** begin ENTRIES **

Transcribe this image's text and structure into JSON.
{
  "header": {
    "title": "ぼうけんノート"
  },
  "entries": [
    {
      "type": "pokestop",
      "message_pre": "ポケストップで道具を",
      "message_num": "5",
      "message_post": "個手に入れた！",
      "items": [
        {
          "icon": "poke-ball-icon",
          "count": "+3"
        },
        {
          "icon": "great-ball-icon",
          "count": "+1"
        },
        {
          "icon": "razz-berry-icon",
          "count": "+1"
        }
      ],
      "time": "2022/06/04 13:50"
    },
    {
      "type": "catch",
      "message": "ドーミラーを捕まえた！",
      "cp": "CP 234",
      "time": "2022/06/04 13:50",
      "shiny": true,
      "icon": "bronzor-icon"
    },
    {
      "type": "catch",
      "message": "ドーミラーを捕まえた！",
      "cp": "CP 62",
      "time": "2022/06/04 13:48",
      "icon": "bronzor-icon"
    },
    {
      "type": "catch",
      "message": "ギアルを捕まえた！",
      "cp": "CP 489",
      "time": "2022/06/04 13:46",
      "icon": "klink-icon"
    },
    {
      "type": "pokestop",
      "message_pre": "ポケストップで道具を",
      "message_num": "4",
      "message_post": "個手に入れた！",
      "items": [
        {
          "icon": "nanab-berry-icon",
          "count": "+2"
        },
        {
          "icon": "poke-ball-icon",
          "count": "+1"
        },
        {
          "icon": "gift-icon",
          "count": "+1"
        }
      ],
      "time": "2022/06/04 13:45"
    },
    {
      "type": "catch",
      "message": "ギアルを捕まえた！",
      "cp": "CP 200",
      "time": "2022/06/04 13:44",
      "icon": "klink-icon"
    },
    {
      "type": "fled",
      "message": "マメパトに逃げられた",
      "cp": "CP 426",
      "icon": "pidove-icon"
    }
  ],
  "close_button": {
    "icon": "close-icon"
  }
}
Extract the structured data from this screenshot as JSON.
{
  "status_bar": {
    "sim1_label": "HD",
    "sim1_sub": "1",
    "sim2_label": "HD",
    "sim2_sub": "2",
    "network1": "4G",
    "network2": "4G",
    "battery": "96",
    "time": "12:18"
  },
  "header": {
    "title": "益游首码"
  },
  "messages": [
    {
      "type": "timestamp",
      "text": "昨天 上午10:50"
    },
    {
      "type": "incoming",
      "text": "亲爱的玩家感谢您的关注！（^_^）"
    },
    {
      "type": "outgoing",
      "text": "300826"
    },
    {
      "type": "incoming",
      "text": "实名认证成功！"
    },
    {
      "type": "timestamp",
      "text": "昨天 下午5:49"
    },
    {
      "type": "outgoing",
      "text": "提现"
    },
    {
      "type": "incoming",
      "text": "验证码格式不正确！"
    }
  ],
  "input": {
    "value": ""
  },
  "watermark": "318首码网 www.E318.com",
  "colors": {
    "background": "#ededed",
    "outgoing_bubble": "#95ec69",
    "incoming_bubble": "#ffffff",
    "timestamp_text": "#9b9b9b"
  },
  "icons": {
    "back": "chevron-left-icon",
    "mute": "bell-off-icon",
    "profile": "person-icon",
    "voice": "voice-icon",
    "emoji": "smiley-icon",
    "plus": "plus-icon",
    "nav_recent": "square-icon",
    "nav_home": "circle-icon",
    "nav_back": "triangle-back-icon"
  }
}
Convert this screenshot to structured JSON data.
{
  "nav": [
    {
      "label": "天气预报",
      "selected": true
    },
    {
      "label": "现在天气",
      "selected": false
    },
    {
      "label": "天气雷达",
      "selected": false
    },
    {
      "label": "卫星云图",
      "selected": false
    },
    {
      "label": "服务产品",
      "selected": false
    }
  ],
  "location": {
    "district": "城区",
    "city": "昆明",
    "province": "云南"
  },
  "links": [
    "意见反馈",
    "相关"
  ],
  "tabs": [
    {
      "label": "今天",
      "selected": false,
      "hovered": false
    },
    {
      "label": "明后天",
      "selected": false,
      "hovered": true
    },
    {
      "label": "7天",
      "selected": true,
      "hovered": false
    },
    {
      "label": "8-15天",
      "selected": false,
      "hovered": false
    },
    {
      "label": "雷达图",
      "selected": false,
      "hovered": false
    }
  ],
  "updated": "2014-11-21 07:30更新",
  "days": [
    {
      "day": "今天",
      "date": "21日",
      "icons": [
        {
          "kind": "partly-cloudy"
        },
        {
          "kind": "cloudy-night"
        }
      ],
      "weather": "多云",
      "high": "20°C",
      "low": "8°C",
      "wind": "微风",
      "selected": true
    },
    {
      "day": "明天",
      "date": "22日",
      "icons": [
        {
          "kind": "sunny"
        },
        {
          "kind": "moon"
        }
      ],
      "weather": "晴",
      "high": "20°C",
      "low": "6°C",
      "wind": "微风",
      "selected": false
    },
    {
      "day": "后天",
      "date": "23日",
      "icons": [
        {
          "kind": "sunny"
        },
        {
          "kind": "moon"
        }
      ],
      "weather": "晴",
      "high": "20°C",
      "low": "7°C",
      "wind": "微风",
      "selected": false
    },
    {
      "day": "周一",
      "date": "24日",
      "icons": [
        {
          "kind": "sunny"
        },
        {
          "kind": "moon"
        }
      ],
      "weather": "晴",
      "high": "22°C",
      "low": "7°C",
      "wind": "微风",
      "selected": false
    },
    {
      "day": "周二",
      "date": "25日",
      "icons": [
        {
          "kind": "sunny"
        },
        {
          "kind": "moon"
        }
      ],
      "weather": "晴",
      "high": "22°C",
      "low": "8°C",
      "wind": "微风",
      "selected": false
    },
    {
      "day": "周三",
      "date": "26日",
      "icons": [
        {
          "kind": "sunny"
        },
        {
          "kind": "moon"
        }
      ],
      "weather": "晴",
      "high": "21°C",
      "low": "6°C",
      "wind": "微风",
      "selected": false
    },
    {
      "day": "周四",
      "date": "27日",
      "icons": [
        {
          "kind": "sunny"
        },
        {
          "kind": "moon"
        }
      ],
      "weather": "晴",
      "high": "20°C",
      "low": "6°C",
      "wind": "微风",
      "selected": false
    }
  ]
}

** end ENTRIES **

## OBJECTIVE:
Repeat the entries exactly, all of them.

## FULL ANSWER:
Transcribe this image's text and structure into JSON.
{
  "header": {
    "title": "ぼうけんノート"
  },
  "entries": [
    {
      "type": "pokestop",
      "message_pre": "ポケストップで道具を",
      "message_num": "5",
      "message_post": "個手に入れた！",
      "items": [
        {
          "icon": "poke-ball-icon",
          "count": "+3"
        },
        {
          "icon": "great-ball-icon",
          "count": "+1"
        },
        {
          "icon": "razz-berry-icon",
          "count": "+1"
        }
      ],
      "time": "2022/06/04 13:50"
    },
    {
      "type": "catch",
      "message": "ドーミラーを捕まえた！",
      "cp": "CP 234",
      "time": "2022/06/04 13:50",
      "shiny": true,
      "icon": "bronzor-icon"
    },
    {
      "type": "catch",
      "message": "ドーミラーを捕まえた！",
      "cp": "CP 62",
      "time": "2022/06/04 13:48",
      "icon": "bronzor-icon"
    },
    {
      "type": "catch",
      "message": "ギアルを捕まえた！",
      "cp": "CP 489",
      "time": "2022/06/04 13:46",
      "icon": "klink-icon"
    },
    {
      "type": "pokestop",
      "message_pre": "ポケストップで道具を",
      "message_num": "4",
      "message_post": "個手に入れた！",
      "items": [
        {
          "icon": "nanab-berry-icon",
          "count": "+2"
        },
        {
          "icon": "poke-ball-icon",
          "count": "+1"
        },
        {
          "icon": "gift-icon",
          "count": "+1"
        }
      ],
      "time": "2022/06/04 13:45"
    },
    {
      "type": "catch",
      "message": "ギアルを捕まえた！",
      "cp": "CP 200",
      "time": "2022/06/04 13:44",
      "icon": "klink-icon"
    },
    {
      "type": "fled",
      "message": "マメパトに逃げられた",
      "cp": "CP 426",
      "icon": "pidove-icon"
    }
  ],
  "close_button": {
    "icon": "close-icon"
  }
}
Extract the structured data from this screenshot as JSON.
{
  "status_bar": {
    "sim1_label": "HD",
    "sim1_sub": "1",
    "sim2_label": "HD",
    "sim2_sub": "2",
    "network1": "4G",
    "network2": "4G",
    "battery": "96",
    "time": "12:18"
  },
  "header": {
    "title": "益游首码"
  },
  "messages": [
    {
      "type": "timestamp",
      "text": "昨天 上午10:50"
    },
    {
      "type": "incoming",
      "text": "亲爱的玩家感谢您的关注！（^_^）"
    },
    {
      "type": "outgoing",
      "text": "300826"
    },
    {
      "type": "incoming",
      "text": "实名认证成功！"
    },
    {
      "type": "timestamp",
      "text": "昨天 下午5:49"
    },
    {
      "type": "outgoing",
      "text": "提现"
    },
    {
      "type": "incoming",
      "text": "验证码格式不正确！"
    }
  ],
  "input": {
    "value": ""
  },
  "watermark": "318首码网 www.E318.com",
  "colors": {
    "background": "#ededed",
    "outgoing_bubble": "#95ec69",
    "incoming_bubble": "#ffffff",
    "timestamp_text": "#9b9b9b"
  },
  "icons": {
    "back": "chevron-left-icon",
    "mute": "bell-off-icon",
    "profile": "person-icon",
    "voice": "voice-icon",
    "emoji": "smiley-icon",
    "plus": "plus-icon",
    "nav_recent": "square-icon",
    "nav_home": "circle-icon",
    "nav_back": "triangle-back-icon"
  }
}
Convert this screenshot to structured JSON data.
{
  "nav": [
    {
      "label": "天气预报",
      "selected": true
    },
    {
      "label": "现在天气",
      "selected": false
    },
    {
      "label": "天气雷达",
      "selected": false
    },
    {
      "label": "卫星云图",
      "selected": false
    },
    {
      "label": "服务产品",
      "selected": false
    }
  ],
  "location": {
    "district": "城区",
    "city": "昆明",
    "province": "云南"
  },
  "links": [
    "意见反馈",
    "相关"
  ],
  "tabs": [
    {
      "label": "今天",
      "selected": false,
      "hovered": false
    },
    {
      "label": "明后天",
      "selected": false,
      "hovered": true
    },
    {
      "label": "7天",
      "selected": true,
      "hovered": false
    },
    {
      "label": "8-15天",
      "selected": false,
      "hovered": false
    },
    {
      "label": "雷达图",
      "selected": false,
      "hovered": false
    }
  ],
  "updated": "2014-11-21 07:30更新",
  "days": [
    {
      "day": "今天",
      "date": "21日",
      "icons": [
        {
          "kind": "partly-cloudy"
        },
        {
          "kind": "cloudy-night"
        }
      ],
      "weather": "多云",
      "high": "20°C",
      "low": "8°C",
      "wind": "微风",
      "selected": true
    },
    {
      "day": "明天",
      "date": "22日",
      "icons": [
        {
          "kind": "sunny"
        },
        {
          "kind": "moon"
        }
      ],
      "weather": "晴",
      "high": "20°C",
      "low": "6°C",
      "wind": "微风",
      "selected": false
    },
    {
      "day": "后天",
      "date": "23日",
      "icons": [
        {
          "kind": "sunny"
        },
        {
          "kind": "moon"
        }
      ],
      "weather": "晴",
      "high": "20°C",
      "low": "7°C",
      "wind": "微风",
      "selected": false
    },
    {
      "day": "周一",
      "date": "24日",
      "icons": [
        {
          "kind": "sunny"
        },
        {
          "kind": "moon"
        }
      ],
      "weather": "晴",
      "high": "22°C",
      "low": "7°C",
      "wind": "微风",
      "selected": false
    },
    {
      "day": "周二",
      "date": "25日",
      "icons": [
        {
          "kind": "sunny"
        },
        {
          "kind": "moon"
        }
      ],
      "weather": "晴",
      "high": "22°C",
      "low": "8°C",
      "wind": "微风",
      "selected": false
    },
    {
      "day": "周三",
      "date": "26日",
      "icons": [
        {
          "kind": "sunny"
        },
        {
          "kind": "moon"
        }
      ],
      "weather": "晴",
      "high": "21°C",
      "low": "6°C",
      "wind": "微风",
      "selected": false
    },
    {
      "day": "周四",
      "date": "27日",
      "icons": [
        {
          "kind": "sunny"
        },
        {
          "kind": "moon"
        }
      ],
      "weather": "晴",
      "high": "20°C",
      "low": "6°C",
      "wind": "微风",
      "selected": false
    }
  ]
}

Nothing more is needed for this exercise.